== Raw records ==
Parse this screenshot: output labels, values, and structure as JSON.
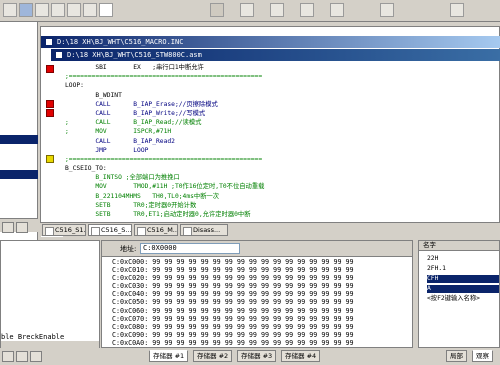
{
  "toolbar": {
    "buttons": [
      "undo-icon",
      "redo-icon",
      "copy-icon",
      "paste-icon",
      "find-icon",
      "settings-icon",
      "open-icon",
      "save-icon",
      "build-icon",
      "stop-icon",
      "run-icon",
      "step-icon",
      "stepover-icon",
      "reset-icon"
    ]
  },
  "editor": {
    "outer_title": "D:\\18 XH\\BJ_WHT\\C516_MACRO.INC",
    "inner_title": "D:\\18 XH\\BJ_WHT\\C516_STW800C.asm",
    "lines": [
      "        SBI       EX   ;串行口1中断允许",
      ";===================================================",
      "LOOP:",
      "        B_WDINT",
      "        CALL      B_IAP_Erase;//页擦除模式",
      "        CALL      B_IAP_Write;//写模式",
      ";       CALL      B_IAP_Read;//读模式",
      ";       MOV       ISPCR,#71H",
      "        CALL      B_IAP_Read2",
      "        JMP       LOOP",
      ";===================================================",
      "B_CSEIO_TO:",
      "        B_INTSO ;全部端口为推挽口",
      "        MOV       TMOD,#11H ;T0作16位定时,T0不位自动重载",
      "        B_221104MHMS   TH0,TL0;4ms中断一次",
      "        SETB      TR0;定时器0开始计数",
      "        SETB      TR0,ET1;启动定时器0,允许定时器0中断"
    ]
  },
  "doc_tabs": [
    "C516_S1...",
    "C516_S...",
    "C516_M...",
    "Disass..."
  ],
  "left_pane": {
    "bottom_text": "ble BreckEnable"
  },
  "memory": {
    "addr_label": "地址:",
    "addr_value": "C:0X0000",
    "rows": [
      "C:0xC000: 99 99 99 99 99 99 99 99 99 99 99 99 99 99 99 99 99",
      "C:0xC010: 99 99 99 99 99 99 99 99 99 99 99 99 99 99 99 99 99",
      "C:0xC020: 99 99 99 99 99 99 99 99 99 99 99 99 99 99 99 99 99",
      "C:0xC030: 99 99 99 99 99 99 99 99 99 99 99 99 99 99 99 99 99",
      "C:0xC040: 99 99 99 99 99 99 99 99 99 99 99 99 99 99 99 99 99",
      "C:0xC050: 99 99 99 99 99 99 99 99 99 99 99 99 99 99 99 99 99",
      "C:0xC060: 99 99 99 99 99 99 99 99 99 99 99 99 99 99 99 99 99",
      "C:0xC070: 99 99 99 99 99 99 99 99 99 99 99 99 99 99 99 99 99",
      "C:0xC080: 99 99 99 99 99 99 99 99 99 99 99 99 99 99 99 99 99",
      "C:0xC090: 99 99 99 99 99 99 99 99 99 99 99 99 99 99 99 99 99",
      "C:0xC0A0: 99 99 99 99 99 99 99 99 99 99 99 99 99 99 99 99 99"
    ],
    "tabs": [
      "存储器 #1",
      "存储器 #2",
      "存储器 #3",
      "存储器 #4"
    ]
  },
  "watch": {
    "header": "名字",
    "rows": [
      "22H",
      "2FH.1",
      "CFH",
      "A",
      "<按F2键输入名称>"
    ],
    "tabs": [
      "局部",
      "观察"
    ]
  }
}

== Problem to solve ==
Check each line of the material above for "SETB" and say how many lines contain it, giving the number alone.

== Written solution ==
2